== EXERCISE INPUTS ==

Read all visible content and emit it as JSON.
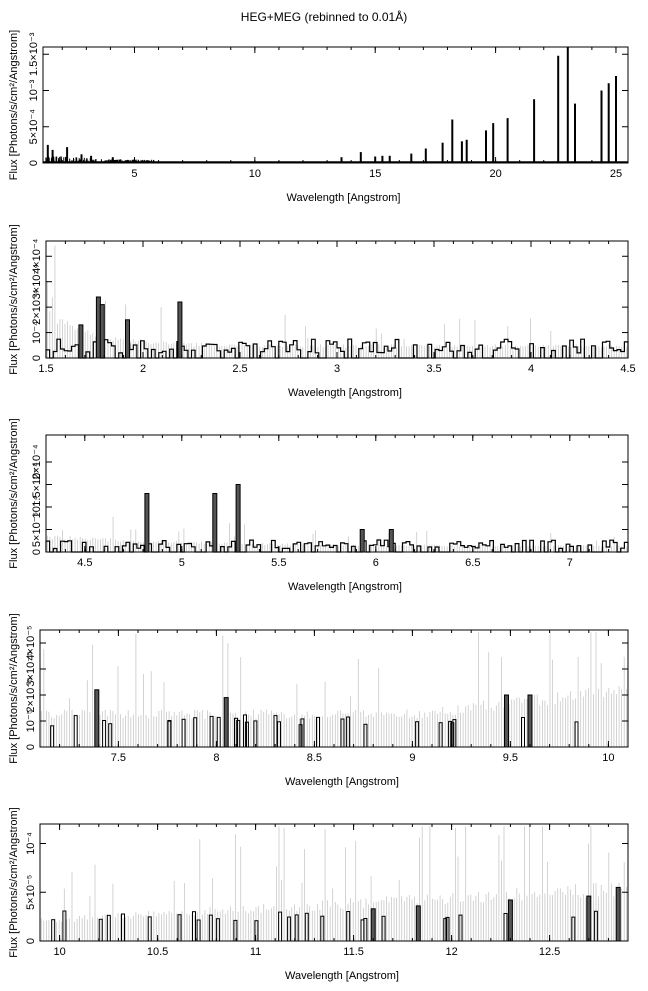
{
  "title": "HEG+MEG (rebinned to 0.01Å)",
  "chart_data": [
    {
      "type": "line",
      "xlabel": "Wavelength [Angstrom]",
      "ylabel": "Flux [Photons/s/cm²/Angstrom]",
      "xlim": [
        1.2,
        25.5
      ],
      "ylim": [
        0,
        0.0016
      ],
      "xticks": [
        5,
        10,
        15,
        20,
        25
      ],
      "xtick_labels": [
        "5",
        "10",
        "15",
        "20",
        "25"
      ],
      "yticks": [
        0,
        0.0005,
        0.001,
        0.0015
      ],
      "ytick_labels": [
        "0",
        "5×10⁻⁴",
        "10⁻³",
        "1.5×10⁻³"
      ],
      "style": "overview",
      "lines": [
        [
          1.4,
          0.00025
        ],
        [
          1.6,
          0.00018
        ],
        [
          2.2,
          0.00022
        ],
        [
          2.8,
          0.00012
        ],
        [
          3.2,
          0.0001
        ],
        [
          4.1,
          8e-05
        ],
        [
          13.6,
          8e-05
        ],
        [
          14.4,
          0.00015
        ],
        [
          15.0,
          9e-05
        ],
        [
          15.3,
          0.0001
        ],
        [
          15.6,
          0.0001
        ],
        [
          16.5,
          0.00013
        ],
        [
          17.1,
          0.0002
        ],
        [
          17.8,
          0.00028
        ],
        [
          18.2,
          0.0006
        ],
        [
          18.6,
          0.0003
        ],
        [
          18.8,
          0.00032
        ],
        [
          19.6,
          0.00045
        ],
        [
          19.9,
          0.00055
        ],
        [
          20.5,
          0.00062
        ],
        [
          21.6,
          0.00088
        ],
        [
          22.6,
          0.00148
        ],
        [
          23.0,
          0.0016
        ],
        [
          23.3,
          0.00082
        ],
        [
          24.4,
          0.001
        ],
        [
          24.7,
          0.0011
        ],
        [
          25.0,
          0.0012
        ]
      ]
    },
    {
      "type": "line",
      "xlabel": "Wavelength [Angstrom]",
      "ylabel": "Flux [Photons/s/cm²/Angstrom]",
      "xlim": [
        1.5,
        4.5
      ],
      "ylim": [
        0,
        0.00046
      ],
      "xticks": [
        1.5,
        2,
        2.5,
        3,
        3.5,
        4,
        4.5
      ],
      "xtick_labels": [
        "1.5",
        "2",
        "2.5",
        "3",
        "3.5",
        "4",
        "4.5"
      ],
      "yticks": [
        0,
        0.0001,
        0.0002,
        0.0003,
        0.0004
      ],
      "ytick_labels": [
        "0",
        "10⁻⁴",
        "2×10⁻⁴",
        "3×10⁻⁴",
        "4×10⁻⁴"
      ],
      "style": "hist",
      "lines": [
        [
          1.68,
          0.00013
        ],
        [
          1.77,
          0.00024
        ],
        [
          1.79,
          0.00021
        ],
        [
          1.92,
          0.00015
        ],
        [
          2.19,
          0.00022
        ]
      ]
    },
    {
      "type": "line",
      "xlabel": "Wavelength [Angstrom]",
      "ylabel": "Flux [Photons/s/cm²/Angstrom]",
      "xlim": [
        4.3,
        7.3
      ],
      "ylim": [
        0,
        0.00026
      ],
      "xticks": [
        4.5,
        5,
        5.5,
        6,
        6.5,
        7
      ],
      "xtick_labels": [
        "4.5",
        "5",
        "5.5",
        "6",
        "6.5",
        "7"
      ],
      "yticks": [
        0,
        5e-05,
        0.0001,
        0.00015,
        0.0002
      ],
      "ytick_labels": [
        "0",
        "5×10⁻⁵",
        "10⁻⁴",
        "1.5×10⁻⁴",
        "2×10⁻⁴"
      ],
      "style": "hist",
      "lines": [
        [
          4.82,
          0.00013
        ],
        [
          5.17,
          0.00013
        ],
        [
          5.29,
          0.00015
        ],
        [
          5.93,
          5e-05
        ],
        [
          6.08,
          5e-05
        ]
      ]
    },
    {
      "type": "line",
      "xlabel": "Wavelength [Angstrom]",
      "ylabel": "Flux [Photons/s/cm²/Angstrom]",
      "xlim": [
        7.1,
        10.1
      ],
      "ylim": [
        0,
        4.5e-05
      ],
      "xticks": [
        7.5,
        8,
        8.5,
        9,
        9.5,
        10
      ],
      "xtick_labels": [
        "7.5",
        "8",
        "8.5",
        "9",
        "9.5",
        "10"
      ],
      "yticks": [
        0,
        1e-05,
        2e-05,
        3e-05,
        4e-05
      ],
      "ytick_labels": [
        "0",
        "10⁻⁵",
        "2×10⁻⁵",
        "3×10⁻⁵",
        "4×10⁻⁵"
      ],
      "style": "sparse",
      "lines": [
        [
          7.39,
          2.2e-05
        ],
        [
          8.05,
          1.9e-05
        ],
        [
          9.48,
          2e-05
        ],
        [
          9.6,
          2e-05
        ]
      ]
    },
    {
      "type": "line",
      "xlabel": "Wavelength [Angstrom]",
      "ylabel": "Flux [Photons/s/cm²/Angstrom]",
      "xlim": [
        9.9,
        12.9
      ],
      "ylim": [
        0,
        0.00012
      ],
      "xticks": [
        10,
        10.5,
        11,
        11.5,
        12,
        12.5
      ],
      "xtick_labels": [
        "10",
        "10.5",
        "11",
        "11.5",
        "12",
        "12.5"
      ],
      "yticks": [
        0,
        5e-05,
        0.0001
      ],
      "ytick_labels": [
        "0",
        "5×10⁻⁵",
        "10⁻⁴"
      ],
      "style": "sparse",
      "lines": [
        [
          11.6,
          3.3e-05
        ],
        [
          11.83,
          3.6e-05
        ],
        [
          12.3,
          4.2e-05
        ],
        [
          12.7,
          4.6e-05
        ],
        [
          12.85,
          5.5e-05
        ]
      ]
    }
  ]
}
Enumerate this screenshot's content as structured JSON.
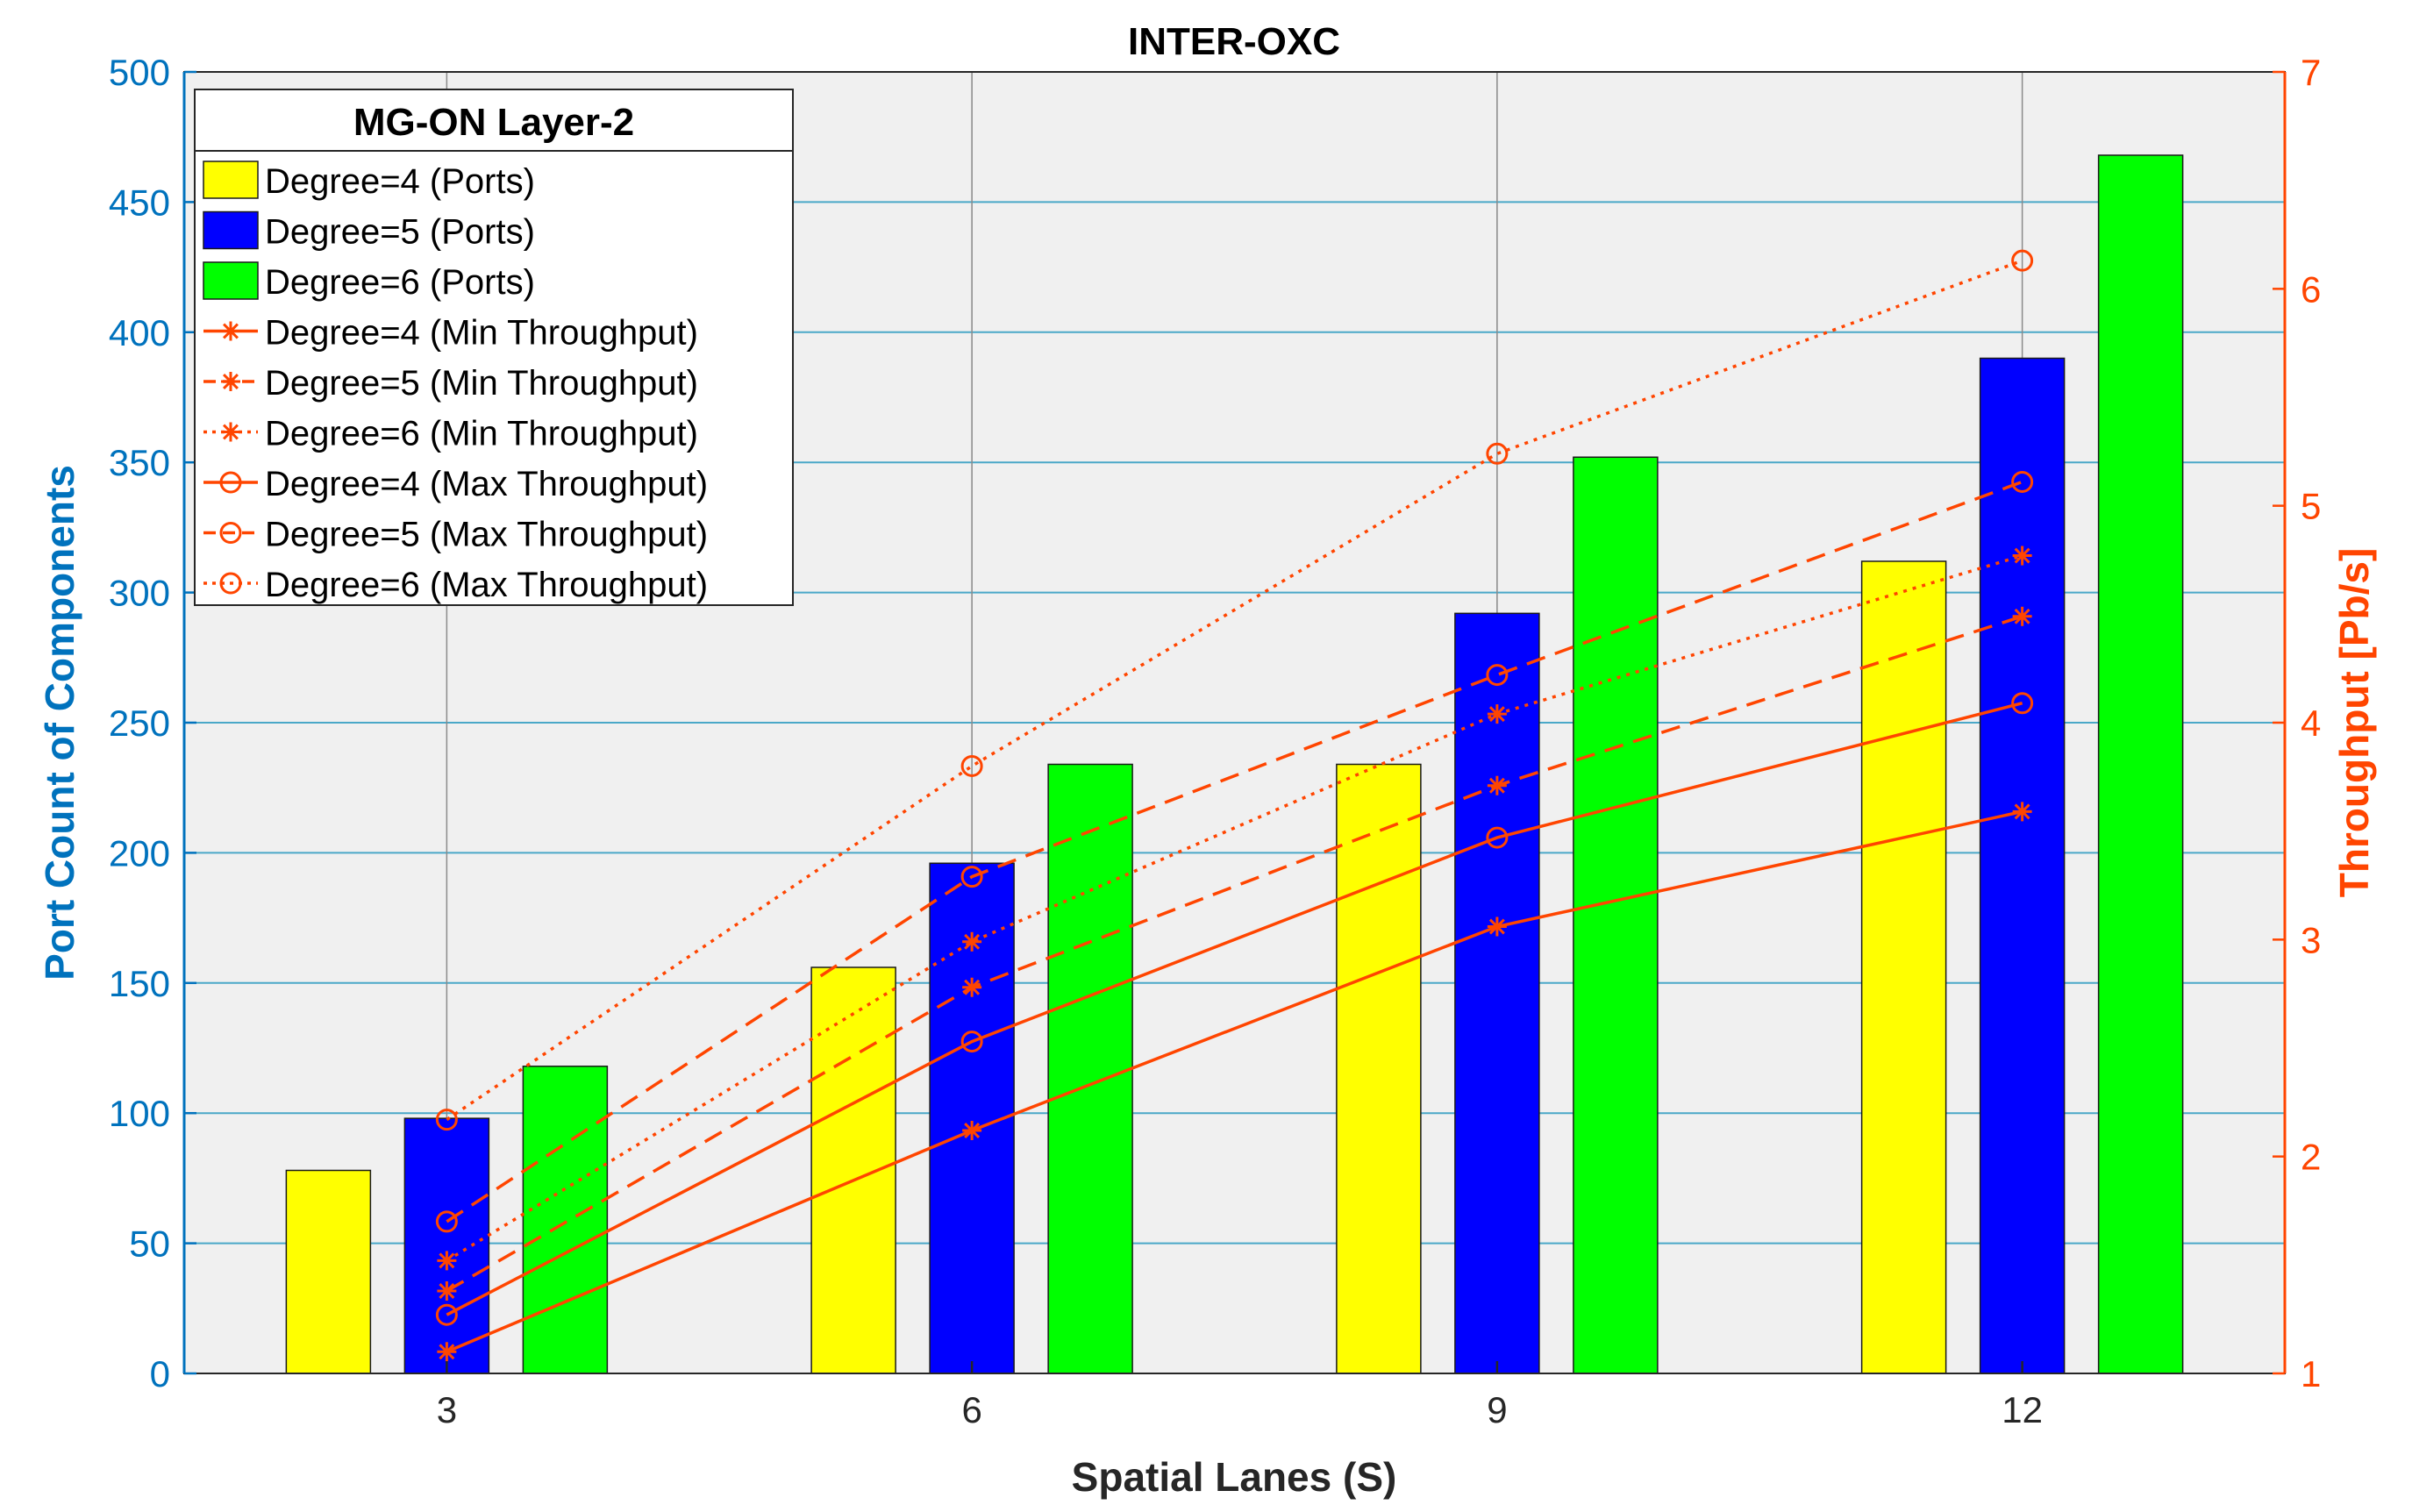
{
  "chart_data": {
    "type": "bar",
    "title": "INTER-OXC",
    "xlabel": "Spatial Lanes (S)",
    "ylabel": "Port Count of Components",
    "y2label": "Throughput [Pb/s]",
    "categories": [
      "3",
      "6",
      "9",
      "12"
    ],
    "ylim": [
      0,
      500
    ],
    "yticks": [
      "0",
      "50",
      "100",
      "150",
      "200",
      "250",
      "300",
      "350",
      "400",
      "450",
      "500"
    ],
    "y2lim": [
      1,
      7
    ],
    "y2ticks": [
      "1",
      "2",
      "3",
      "4",
      "5",
      "6",
      "7"
    ],
    "grid": true,
    "legend_title": "MG-ON Layer-2",
    "legend_position": "top-left",
    "bar_series": [
      {
        "name": "Degree=4 (Ports)",
        "values": [
          78,
          156,
          234,
          312
        ],
        "color": "#ffff00"
      },
      {
        "name": "Degree=5 (Ports)",
        "values": [
          98,
          196,
          292,
          390
        ],
        "color": "#0000ff"
      },
      {
        "name": "Degree=6 (Ports)",
        "values": [
          118,
          234,
          352,
          468
        ],
        "color": "#00ff00"
      }
    ],
    "line_series": [
      {
        "name": "Degree=4 (Min Throughput)",
        "values": [
          1.1,
          2.12,
          3.06,
          3.59
        ],
        "marker": "star",
        "dash": "solid",
        "x_offset": -1
      },
      {
        "name": "Degree=5 (Min Throughput)",
        "values": [
          1.38,
          2.78,
          3.71,
          4.49
        ],
        "marker": "star",
        "dash": "dashed",
        "x_offset": 0
      },
      {
        "name": "Degree=6 (Min Throughput)",
        "values": [
          1.52,
          2.99,
          4.04,
          4.77
        ],
        "marker": "star",
        "dash": "dotted",
        "x_offset": 0
      },
      {
        "name": "Degree=4 (Max Throughput)",
        "values": [
          1.27,
          2.53,
          3.47,
          4.09
        ],
        "marker": "circle",
        "dash": "solid",
        "x_offset": 0
      },
      {
        "name": "Degree=5 (Max Throughput)",
        "values": [
          1.7,
          3.29,
          4.22,
          5.11
        ],
        "marker": "circle",
        "dash": "dashed",
        "x_offset": 0
      },
      {
        "name": "Degree=6 (Max Throughput)",
        "values": [
          2.17,
          3.8,
          5.24,
          6.13
        ],
        "marker": "circle",
        "dash": "dotted",
        "x_offset": 0
      }
    ],
    "colors": {
      "left_axis": "#0072bd",
      "right_axis": "#ff4500",
      "line": "#ff4500",
      "grid": "#4aa8c8",
      "background": "#f0f0f0"
    }
  }
}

===

Report how many lines of the listing hold the word "Degree", with nothing but the number.

* _RESPONSE TO THIS TASK_:
9